# SHORT PROBLEM
Give back each entry unchanged, minus pictures.
● ● ● ●
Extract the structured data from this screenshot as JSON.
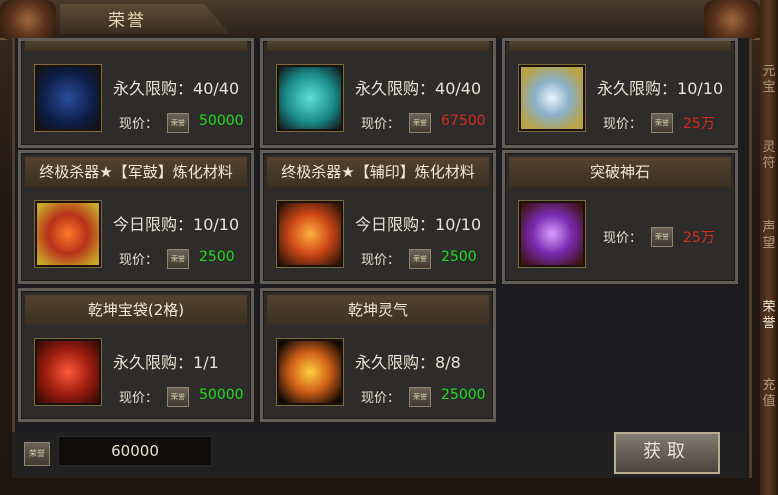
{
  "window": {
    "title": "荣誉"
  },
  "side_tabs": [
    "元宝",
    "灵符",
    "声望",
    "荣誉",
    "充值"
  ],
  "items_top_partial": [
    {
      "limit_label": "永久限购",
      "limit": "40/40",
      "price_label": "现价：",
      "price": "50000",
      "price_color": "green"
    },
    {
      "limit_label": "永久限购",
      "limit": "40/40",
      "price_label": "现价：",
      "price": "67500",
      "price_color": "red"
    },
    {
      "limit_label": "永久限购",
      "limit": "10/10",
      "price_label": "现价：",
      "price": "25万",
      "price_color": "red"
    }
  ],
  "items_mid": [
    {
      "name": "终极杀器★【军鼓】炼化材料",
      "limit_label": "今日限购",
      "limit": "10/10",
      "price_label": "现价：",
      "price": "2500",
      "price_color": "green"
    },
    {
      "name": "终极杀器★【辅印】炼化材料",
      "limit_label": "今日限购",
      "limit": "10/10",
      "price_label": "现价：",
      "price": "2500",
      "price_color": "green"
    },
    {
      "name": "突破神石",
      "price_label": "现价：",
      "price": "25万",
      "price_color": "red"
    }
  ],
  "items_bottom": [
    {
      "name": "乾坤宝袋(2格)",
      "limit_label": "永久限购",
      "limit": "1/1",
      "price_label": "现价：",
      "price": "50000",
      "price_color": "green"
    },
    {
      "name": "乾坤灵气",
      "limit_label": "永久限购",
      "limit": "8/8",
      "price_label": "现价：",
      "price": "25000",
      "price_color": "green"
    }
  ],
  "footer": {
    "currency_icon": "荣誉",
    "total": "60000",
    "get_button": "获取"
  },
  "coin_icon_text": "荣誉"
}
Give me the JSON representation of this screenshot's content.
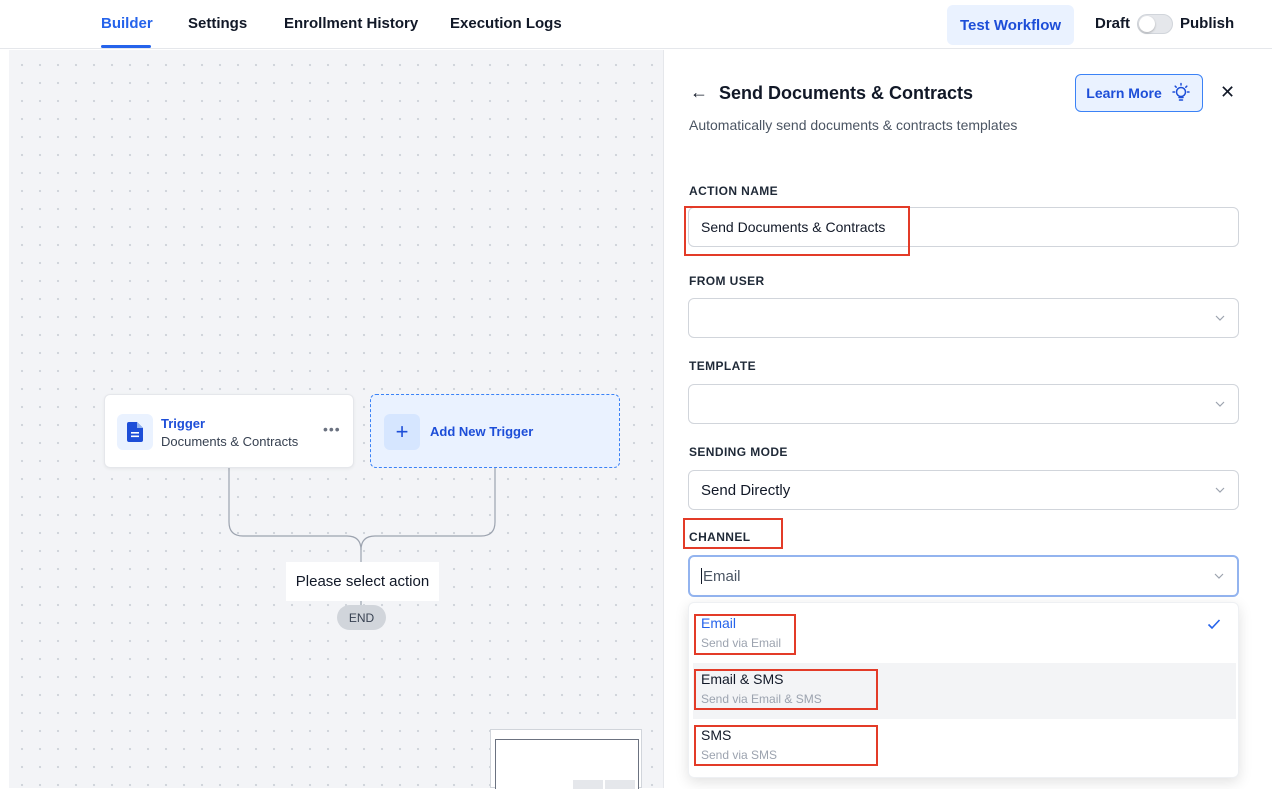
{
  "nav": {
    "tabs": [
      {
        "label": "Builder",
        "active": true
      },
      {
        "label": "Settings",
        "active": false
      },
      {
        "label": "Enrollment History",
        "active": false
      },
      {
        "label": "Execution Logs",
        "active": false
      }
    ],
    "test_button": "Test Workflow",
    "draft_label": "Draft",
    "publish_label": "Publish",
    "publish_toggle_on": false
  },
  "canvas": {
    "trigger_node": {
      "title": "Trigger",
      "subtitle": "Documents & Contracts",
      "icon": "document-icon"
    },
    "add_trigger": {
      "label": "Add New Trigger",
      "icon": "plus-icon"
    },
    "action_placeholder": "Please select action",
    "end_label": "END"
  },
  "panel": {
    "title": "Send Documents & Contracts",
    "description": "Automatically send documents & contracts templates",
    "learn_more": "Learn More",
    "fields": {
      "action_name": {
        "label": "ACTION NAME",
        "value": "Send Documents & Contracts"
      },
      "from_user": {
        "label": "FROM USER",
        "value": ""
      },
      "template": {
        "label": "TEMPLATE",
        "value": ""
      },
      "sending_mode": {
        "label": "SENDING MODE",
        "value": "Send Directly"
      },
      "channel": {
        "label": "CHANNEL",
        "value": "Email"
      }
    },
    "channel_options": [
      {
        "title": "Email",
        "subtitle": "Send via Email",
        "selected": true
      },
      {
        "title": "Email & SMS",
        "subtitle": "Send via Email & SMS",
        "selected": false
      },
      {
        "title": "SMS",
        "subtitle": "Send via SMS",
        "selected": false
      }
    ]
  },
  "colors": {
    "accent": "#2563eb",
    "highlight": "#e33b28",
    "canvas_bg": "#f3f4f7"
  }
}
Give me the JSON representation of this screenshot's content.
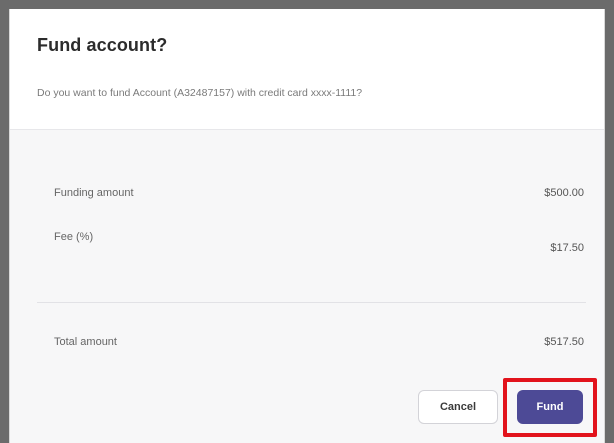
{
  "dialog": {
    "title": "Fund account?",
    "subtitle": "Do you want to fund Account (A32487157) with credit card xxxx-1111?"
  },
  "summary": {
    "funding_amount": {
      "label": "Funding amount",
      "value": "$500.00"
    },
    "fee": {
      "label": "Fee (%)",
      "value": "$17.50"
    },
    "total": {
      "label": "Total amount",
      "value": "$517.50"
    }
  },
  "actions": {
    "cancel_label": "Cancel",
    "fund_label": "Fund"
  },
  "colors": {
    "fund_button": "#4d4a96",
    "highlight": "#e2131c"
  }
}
● ● ● ●
# ANSWER IN FULL
Extract the structured data from this screenshot as JSON.
{
  "window": {
    "title": "荣誉"
  },
  "side_tabs": [
    "元宝",
    "灵符",
    "声望",
    "荣誉",
    "充值"
  ],
  "items_top_partial": [
    {
      "limit_label": "永久限购",
      "limit": "40/40",
      "price_label": "现价：",
      "price": "50000",
      "price_color": "green"
    },
    {
      "limit_label": "永久限购",
      "limit": "40/40",
      "price_label": "现价：",
      "price": "67500",
      "price_color": "red"
    },
    {
      "limit_label": "永久限购",
      "limit": "10/10",
      "price_label": "现价：",
      "price": "25万",
      "price_color": "red"
    }
  ],
  "items_mid": [
    {
      "name": "终极杀器★【军鼓】炼化材料",
      "limit_label": "今日限购",
      "limit": "10/10",
      "price_label": "现价：",
      "price": "2500",
      "price_color": "green"
    },
    {
      "name": "终极杀器★【辅印】炼化材料",
      "limit_label": "今日限购",
      "limit": "10/10",
      "price_label": "现价：",
      "price": "2500",
      "price_color": "green"
    },
    {
      "name": "突破神石",
      "price_label": "现价：",
      "price": "25万",
      "price_color": "red"
    }
  ],
  "items_bottom": [
    {
      "name": "乾坤宝袋(2格)",
      "limit_label": "永久限购",
      "limit": "1/1",
      "price_label": "现价：",
      "price": "50000",
      "price_color": "green"
    },
    {
      "name": "乾坤灵气",
      "limit_label": "永久限购",
      "limit": "8/8",
      "price_label": "现价：",
      "price": "25000",
      "price_color": "green"
    }
  ],
  "footer": {
    "currency_icon": "荣誉",
    "total": "60000",
    "get_button": "获取"
  },
  "coin_icon_text": "荣誉"
}
Give me the JSON representation of this screenshot's content.
{
  "nav": {
    "tabs": [
      {
        "label": "Builder",
        "active": true
      },
      {
        "label": "Settings",
        "active": false
      },
      {
        "label": "Enrollment History",
        "active": false
      },
      {
        "label": "Execution Logs",
        "active": false
      }
    ],
    "test_button": "Test Workflow",
    "draft_label": "Draft",
    "publish_label": "Publish",
    "publish_toggle_on": false
  },
  "canvas": {
    "trigger_node": {
      "title": "Trigger",
      "subtitle": "Documents & Contracts",
      "icon": "document-icon"
    },
    "add_trigger": {
      "label": "Add New Trigger",
      "icon": "plus-icon"
    },
    "action_placeholder": "Please select action",
    "end_label": "END"
  },
  "panel": {
    "title": "Send Documents & Contracts",
    "description": "Automatically send documents & contracts templates",
    "learn_more": "Learn More",
    "fields": {
      "action_name": {
        "label": "ACTION NAME",
        "value": "Send Documents & Contracts"
      },
      "from_user": {
        "label": "FROM USER",
        "value": ""
      },
      "template": {
        "label": "TEMPLATE",
        "value": ""
      },
      "sending_mode": {
        "label": "SENDING MODE",
        "value": "Send Directly"
      },
      "channel": {
        "label": "CHANNEL",
        "value": "Email"
      }
    },
    "channel_options": [
      {
        "title": "Email",
        "subtitle": "Send via Email",
        "selected": true
      },
      {
        "title": "Email & SMS",
        "subtitle": "Send via Email & SMS",
        "selected": false
      },
      {
        "title": "SMS",
        "subtitle": "Send via SMS",
        "selected": false
      }
    ]
  },
  "colors": {
    "accent": "#2563eb",
    "highlight": "#e33b28",
    "canvas_bg": "#f3f4f7"
  }
}
Give me the JSON representation of this screenshot's content.
{
  "dialog": {
    "title": "Fund account?",
    "subtitle": "Do you want to fund Account (A32487157) with credit card xxxx-1111?"
  },
  "summary": {
    "funding_amount": {
      "label": "Funding amount",
      "value": "$500.00"
    },
    "fee": {
      "label": "Fee (%)",
      "value": "$17.50"
    },
    "total": {
      "label": "Total amount",
      "value": "$517.50"
    }
  },
  "actions": {
    "cancel_label": "Cancel",
    "fund_label": "Fund"
  },
  "colors": {
    "fund_button": "#4d4a96",
    "highlight": "#e2131c"
  }
}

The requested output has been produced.